◆ What is expected ◆
Only lines with the word "Impact" belong in the answer; copy them from the records below.

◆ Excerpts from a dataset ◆
────
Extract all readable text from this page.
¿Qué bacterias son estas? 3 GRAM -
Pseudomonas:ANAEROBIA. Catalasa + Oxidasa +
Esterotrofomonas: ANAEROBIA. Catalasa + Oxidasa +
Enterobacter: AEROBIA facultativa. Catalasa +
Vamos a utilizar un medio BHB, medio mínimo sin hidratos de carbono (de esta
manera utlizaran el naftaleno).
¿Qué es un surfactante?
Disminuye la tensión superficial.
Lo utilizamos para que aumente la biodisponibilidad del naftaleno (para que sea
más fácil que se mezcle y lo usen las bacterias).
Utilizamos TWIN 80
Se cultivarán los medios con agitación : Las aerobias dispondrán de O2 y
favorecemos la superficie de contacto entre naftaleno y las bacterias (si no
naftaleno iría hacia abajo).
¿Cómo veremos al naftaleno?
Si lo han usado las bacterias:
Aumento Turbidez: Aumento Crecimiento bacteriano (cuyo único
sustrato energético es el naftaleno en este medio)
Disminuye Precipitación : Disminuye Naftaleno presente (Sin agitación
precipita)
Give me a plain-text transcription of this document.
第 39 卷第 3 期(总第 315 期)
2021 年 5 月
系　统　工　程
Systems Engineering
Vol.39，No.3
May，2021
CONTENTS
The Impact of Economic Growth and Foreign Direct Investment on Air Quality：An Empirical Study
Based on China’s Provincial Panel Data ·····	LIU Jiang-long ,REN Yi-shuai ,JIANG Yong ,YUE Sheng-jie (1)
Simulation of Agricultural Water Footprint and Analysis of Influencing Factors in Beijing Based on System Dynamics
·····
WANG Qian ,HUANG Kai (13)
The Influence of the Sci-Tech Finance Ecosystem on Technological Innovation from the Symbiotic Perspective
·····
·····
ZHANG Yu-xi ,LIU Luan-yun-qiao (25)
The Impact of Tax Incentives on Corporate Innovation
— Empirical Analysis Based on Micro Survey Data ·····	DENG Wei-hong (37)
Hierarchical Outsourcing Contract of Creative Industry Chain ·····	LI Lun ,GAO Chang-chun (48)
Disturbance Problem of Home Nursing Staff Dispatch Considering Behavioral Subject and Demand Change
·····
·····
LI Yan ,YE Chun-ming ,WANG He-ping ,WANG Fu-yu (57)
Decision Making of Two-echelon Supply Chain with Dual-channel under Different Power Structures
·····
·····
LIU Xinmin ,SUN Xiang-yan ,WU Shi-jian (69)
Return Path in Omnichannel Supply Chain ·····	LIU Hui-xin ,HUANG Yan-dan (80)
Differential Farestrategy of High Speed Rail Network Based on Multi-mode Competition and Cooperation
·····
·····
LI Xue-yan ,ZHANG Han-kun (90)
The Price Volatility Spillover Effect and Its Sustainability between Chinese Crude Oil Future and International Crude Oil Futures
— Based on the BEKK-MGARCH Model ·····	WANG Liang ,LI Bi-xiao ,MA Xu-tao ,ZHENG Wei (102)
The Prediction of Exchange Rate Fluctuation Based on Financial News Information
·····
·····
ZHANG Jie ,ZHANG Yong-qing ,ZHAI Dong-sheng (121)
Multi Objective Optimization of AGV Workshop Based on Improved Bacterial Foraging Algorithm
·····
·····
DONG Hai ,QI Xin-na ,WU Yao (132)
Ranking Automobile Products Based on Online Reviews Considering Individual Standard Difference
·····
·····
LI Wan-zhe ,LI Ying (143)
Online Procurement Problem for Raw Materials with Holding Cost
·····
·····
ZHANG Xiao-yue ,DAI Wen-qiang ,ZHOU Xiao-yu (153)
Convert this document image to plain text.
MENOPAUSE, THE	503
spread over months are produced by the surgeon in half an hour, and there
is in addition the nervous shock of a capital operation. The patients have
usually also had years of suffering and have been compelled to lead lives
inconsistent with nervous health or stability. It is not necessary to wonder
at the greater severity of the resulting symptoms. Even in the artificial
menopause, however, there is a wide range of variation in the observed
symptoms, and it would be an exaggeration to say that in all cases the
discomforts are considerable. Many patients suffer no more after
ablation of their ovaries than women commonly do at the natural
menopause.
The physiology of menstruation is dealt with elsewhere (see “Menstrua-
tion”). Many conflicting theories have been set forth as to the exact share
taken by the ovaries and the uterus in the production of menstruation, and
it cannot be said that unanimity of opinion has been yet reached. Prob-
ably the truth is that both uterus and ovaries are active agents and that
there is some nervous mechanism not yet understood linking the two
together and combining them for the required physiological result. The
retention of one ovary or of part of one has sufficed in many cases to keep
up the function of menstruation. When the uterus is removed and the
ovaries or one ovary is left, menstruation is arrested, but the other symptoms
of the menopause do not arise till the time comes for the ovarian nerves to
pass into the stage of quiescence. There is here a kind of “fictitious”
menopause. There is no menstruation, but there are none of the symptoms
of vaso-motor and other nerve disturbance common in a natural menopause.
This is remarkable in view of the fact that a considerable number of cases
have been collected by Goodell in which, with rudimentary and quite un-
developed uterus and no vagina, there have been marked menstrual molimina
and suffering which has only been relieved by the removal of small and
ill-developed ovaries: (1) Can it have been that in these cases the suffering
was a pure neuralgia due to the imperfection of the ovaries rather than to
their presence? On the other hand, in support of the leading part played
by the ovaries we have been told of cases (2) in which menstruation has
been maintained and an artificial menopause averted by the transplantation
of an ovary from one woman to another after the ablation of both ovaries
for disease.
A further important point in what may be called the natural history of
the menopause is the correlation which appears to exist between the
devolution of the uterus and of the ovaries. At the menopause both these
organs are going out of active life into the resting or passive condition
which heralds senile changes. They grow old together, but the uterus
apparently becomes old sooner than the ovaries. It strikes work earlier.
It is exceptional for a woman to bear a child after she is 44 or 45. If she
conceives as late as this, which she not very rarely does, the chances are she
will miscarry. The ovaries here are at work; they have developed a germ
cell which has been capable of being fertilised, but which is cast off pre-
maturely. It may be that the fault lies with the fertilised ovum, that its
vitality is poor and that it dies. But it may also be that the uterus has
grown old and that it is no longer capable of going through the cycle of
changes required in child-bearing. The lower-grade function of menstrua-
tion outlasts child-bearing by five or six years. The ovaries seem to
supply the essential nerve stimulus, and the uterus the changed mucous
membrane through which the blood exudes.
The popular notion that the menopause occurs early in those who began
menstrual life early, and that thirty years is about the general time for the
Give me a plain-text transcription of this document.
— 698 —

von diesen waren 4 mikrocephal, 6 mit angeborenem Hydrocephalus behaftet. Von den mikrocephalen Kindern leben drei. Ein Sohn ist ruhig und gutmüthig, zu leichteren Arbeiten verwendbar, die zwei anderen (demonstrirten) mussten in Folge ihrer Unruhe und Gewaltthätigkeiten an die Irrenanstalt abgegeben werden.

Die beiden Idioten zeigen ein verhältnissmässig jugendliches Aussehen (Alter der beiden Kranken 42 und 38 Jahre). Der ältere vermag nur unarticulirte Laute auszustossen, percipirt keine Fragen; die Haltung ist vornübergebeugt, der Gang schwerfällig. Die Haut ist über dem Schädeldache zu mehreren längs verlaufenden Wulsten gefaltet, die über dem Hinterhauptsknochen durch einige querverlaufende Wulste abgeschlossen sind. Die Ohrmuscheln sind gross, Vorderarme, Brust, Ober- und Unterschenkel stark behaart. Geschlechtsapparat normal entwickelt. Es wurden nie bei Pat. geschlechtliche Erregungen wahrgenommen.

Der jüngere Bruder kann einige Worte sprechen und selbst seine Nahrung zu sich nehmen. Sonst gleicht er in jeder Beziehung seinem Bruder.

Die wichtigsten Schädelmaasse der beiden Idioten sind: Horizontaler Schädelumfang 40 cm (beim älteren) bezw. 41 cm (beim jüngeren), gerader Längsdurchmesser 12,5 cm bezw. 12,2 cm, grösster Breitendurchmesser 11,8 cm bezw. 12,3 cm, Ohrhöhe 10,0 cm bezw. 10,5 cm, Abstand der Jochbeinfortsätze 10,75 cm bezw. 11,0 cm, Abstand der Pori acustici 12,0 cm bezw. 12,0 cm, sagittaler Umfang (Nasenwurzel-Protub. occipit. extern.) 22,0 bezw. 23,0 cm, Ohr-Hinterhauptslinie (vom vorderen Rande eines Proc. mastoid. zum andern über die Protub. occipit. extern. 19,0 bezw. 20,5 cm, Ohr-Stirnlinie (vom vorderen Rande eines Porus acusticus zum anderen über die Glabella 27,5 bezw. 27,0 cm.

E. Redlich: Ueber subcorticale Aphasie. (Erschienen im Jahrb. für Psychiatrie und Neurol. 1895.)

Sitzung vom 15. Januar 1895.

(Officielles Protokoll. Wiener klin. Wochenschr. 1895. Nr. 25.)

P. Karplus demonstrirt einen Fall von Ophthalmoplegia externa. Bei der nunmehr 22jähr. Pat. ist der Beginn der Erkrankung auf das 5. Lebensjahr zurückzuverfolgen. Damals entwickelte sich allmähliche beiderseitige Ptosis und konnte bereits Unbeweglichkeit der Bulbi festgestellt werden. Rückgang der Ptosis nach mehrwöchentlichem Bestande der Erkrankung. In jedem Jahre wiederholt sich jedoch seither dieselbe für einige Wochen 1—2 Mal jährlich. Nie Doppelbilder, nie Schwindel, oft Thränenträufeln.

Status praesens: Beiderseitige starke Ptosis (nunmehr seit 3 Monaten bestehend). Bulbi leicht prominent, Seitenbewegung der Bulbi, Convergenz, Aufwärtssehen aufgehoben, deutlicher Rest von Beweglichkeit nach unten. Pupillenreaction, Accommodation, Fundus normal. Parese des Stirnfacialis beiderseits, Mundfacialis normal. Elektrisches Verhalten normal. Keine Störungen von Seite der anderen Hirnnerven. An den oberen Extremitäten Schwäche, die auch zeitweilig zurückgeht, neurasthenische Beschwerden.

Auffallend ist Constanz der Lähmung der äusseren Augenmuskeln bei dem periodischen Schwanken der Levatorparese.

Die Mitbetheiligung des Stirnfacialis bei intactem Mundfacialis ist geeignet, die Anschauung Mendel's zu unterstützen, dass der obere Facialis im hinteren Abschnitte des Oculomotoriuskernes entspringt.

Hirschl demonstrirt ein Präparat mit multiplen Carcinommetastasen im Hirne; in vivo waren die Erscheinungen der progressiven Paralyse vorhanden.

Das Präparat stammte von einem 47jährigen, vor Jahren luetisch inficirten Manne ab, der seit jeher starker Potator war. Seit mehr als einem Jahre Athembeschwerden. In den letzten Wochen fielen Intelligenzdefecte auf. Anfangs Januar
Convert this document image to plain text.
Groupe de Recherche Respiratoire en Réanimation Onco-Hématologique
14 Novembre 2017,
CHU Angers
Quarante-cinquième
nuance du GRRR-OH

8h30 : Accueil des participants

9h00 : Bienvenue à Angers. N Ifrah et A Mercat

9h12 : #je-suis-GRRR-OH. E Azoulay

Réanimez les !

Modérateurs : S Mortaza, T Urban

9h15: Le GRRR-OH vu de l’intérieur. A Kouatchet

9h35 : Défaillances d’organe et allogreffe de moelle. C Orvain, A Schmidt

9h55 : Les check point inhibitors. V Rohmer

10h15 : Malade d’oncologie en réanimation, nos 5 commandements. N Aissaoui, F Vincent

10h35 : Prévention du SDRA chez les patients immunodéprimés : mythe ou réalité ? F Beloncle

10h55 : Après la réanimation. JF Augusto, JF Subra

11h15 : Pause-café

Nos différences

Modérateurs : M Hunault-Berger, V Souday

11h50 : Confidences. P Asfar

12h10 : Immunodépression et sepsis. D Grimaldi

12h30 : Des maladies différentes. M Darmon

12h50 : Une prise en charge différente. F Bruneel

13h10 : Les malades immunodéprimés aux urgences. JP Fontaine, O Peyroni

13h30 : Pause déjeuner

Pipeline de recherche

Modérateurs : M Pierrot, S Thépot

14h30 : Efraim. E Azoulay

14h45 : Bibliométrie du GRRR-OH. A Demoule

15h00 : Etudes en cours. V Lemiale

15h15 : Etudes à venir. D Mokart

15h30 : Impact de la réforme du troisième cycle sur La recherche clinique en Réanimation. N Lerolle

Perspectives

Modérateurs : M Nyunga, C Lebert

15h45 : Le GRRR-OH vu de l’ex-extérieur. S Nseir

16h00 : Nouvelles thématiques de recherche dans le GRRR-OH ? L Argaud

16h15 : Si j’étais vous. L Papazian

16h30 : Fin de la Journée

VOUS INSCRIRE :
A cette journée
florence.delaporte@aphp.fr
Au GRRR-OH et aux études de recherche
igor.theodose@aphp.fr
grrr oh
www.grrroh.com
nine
────
◆ Written solution ◆
The Impact of Economic Growth and Foreign Direct Investment on Air Quality：An Empirical Study
The Impact of Tax Incentives on Corporate Innovation
15h30 : Impact de la réforme du troisième cycle sur La recherche clinique en Réanimation. N Lerolle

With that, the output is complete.